**GOAL OF THE EXERCISE**: Copy every line of the entries below without changing anything.

**SUPPLIED DATA**:

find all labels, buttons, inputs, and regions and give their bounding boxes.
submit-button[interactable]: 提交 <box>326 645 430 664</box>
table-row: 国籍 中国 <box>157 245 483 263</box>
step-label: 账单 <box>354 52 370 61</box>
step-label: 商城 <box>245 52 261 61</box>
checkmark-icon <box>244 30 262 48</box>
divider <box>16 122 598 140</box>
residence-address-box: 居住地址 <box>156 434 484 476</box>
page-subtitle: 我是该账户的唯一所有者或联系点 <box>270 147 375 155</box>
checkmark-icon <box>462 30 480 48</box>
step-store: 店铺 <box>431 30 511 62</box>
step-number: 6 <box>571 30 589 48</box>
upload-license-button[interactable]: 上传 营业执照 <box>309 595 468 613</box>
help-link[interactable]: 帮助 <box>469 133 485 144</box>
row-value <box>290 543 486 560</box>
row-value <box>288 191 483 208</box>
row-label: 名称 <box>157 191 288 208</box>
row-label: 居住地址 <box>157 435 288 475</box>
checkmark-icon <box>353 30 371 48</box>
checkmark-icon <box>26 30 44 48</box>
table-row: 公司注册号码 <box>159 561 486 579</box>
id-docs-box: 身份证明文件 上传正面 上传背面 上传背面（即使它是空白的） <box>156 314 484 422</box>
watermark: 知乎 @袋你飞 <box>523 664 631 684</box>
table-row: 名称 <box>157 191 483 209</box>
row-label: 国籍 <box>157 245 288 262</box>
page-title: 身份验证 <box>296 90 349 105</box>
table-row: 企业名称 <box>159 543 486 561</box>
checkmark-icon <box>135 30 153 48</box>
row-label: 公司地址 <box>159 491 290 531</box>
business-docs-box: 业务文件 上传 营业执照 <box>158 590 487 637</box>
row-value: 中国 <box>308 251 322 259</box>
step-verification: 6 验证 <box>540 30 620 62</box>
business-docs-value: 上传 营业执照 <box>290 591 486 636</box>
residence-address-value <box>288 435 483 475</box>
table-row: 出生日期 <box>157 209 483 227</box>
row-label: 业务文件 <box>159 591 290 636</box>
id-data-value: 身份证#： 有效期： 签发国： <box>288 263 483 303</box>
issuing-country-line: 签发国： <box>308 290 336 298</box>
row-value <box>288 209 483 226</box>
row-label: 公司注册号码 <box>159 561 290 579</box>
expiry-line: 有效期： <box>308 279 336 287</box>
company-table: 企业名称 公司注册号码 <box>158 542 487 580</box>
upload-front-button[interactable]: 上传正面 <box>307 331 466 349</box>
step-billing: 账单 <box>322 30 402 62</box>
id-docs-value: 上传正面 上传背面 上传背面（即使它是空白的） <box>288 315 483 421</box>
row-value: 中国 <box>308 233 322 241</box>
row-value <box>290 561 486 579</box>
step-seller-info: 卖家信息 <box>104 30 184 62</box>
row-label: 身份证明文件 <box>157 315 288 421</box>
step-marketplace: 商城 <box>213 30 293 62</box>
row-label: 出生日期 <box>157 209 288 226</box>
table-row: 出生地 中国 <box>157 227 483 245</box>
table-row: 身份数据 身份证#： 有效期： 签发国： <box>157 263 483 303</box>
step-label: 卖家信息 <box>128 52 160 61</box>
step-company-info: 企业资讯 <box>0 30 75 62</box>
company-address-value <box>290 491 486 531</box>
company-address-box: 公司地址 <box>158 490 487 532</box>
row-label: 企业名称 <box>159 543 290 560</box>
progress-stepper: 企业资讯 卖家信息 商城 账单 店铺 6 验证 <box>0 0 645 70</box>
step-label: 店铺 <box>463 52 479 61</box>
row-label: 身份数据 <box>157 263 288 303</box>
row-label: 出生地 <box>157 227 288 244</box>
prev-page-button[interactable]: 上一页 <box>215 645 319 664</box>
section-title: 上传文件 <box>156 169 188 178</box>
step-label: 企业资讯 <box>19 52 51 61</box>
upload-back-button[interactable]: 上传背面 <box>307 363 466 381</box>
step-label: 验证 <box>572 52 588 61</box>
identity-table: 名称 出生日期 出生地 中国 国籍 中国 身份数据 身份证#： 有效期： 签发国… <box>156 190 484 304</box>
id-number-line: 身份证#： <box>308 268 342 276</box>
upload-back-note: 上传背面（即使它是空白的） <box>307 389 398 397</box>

**ANSWER TO THIS EXERCISE**:
find all labels, buttons, inputs, and regions and give their bounding boxes.
submit-button[interactable]: 提交 <box>326 645 430 664</box>
table-row: 国籍 中国 <box>157 245 483 263</box>
step-label: 账单 <box>354 52 370 61</box>
step-label: 商城 <box>245 52 261 61</box>
checkmark-icon <box>244 30 262 48</box>
divider <box>16 122 598 140</box>
residence-address-box: 居住地址 <box>156 434 484 476</box>
page-subtitle: 我是该账户的唯一所有者或联系点 <box>270 147 375 155</box>
checkmark-icon <box>462 30 480 48</box>
step-store: 店铺 <box>431 30 511 62</box>
step-number: 6 <box>571 30 589 48</box>
upload-license-button[interactable]: 上传 营业执照 <box>309 595 468 613</box>
help-link[interactable]: 帮助 <box>469 133 485 144</box>
row-value <box>290 543 486 560</box>
row-value <box>288 191 483 208</box>
row-label: 名称 <box>157 191 288 208</box>
row-label: 居住地址 <box>157 435 288 475</box>
checkmark-icon <box>353 30 371 48</box>
checkmark-icon <box>26 30 44 48</box>
table-row: 公司注册号码 <box>159 561 486 579</box>
id-docs-box: 身份证明文件 上传正面 上传背面 上传背面（即使它是空白的） <box>156 314 484 422</box>
watermark: 知乎 @袋你飞 <box>523 664 631 684</box>
table-row: 名称 <box>157 191 483 209</box>
row-label: 国籍 <box>157 245 288 262</box>
page-title: 身份验证 <box>296 90 349 105</box>
table-row: 企业名称 <box>159 543 486 561</box>
checkmark-icon <box>135 30 153 48</box>
row-label: 公司地址 <box>159 491 290 531</box>
business-docs-box: 业务文件 上传 营业执照 <box>158 590 487 637</box>
row-value: 中国 <box>308 251 322 259</box>
step-verification: 6 验证 <box>540 30 620 62</box>
business-docs-value: 上传 营业执照 <box>290 591 486 636</box>
residence-address-value <box>288 435 483 475</box>
table-row: 出生日期 <box>157 209 483 227</box>
row-label: 业务文件 <box>159 591 290 636</box>
id-data-value: 身份证#： 有效期： 签发国： <box>288 263 483 303</box>
issuing-country-line: 签发国： <box>308 290 336 298</box>
row-value <box>288 209 483 226</box>
row-label: 公司注册号码 <box>159 561 290 579</box>
expiry-line: 有效期： <box>308 279 336 287</box>
company-table: 企业名称 公司注册号码 <box>158 542 487 580</box>
upload-front-button[interactable]: 上传正面 <box>307 331 466 349</box>
step-billing: 账单 <box>322 30 402 62</box>
id-docs-value: 上传正面 上传背面 上传背面（即使它是空白的） <box>288 315 483 421</box>
row-value: 中国 <box>308 233 322 241</box>
row-value <box>290 561 486 579</box>
step-seller-info: 卖家信息 <box>104 30 184 62</box>
row-label: 身份证明文件 <box>157 315 288 421</box>
step-marketplace: 商城 <box>213 30 293 62</box>
row-label: 出生日期 <box>157 209 288 226</box>
table-row: 出生地 中国 <box>157 227 483 245</box>
table-row: 身份数据 身份证#： 有效期： 签发国： <box>157 263 483 303</box>
step-label: 卖家信息 <box>128 52 160 61</box>
step-company-info: 企业资讯 <box>0 30 75 62</box>
company-address-value <box>290 491 486 531</box>
company-address-box: 公司地址 <box>158 490 487 532</box>
row-label: 企业名称 <box>159 543 290 560</box>
progress-stepper: 企业资讯 卖家信息 商城 账单 店铺 6 验证 <box>0 0 645 70</box>
step-label: 店铺 <box>463 52 479 61</box>
row-label: 身份数据 <box>157 263 288 303</box>
row-label: 出生地 <box>157 227 288 244</box>
prev-page-button[interactable]: 上一页 <box>215 645 319 664</box>
section-title: 上传文件 <box>156 169 188 178</box>
step-label: 企业资讯 <box>19 52 51 61</box>
upload-back-button[interactable]: 上传背面 <box>307 363 466 381</box>
step-label: 验证 <box>572 52 588 61</box>
identity-table: 名称 出生日期 出生地 中国 国籍 中国 身份数据 身份证#： 有效期： 签发国… <box>156 190 484 304</box>
id-number-line: 身份证#： <box>308 268 342 276</box>
upload-back-note: 上传背面（即使它是空白的） <box>307 389 398 397</box>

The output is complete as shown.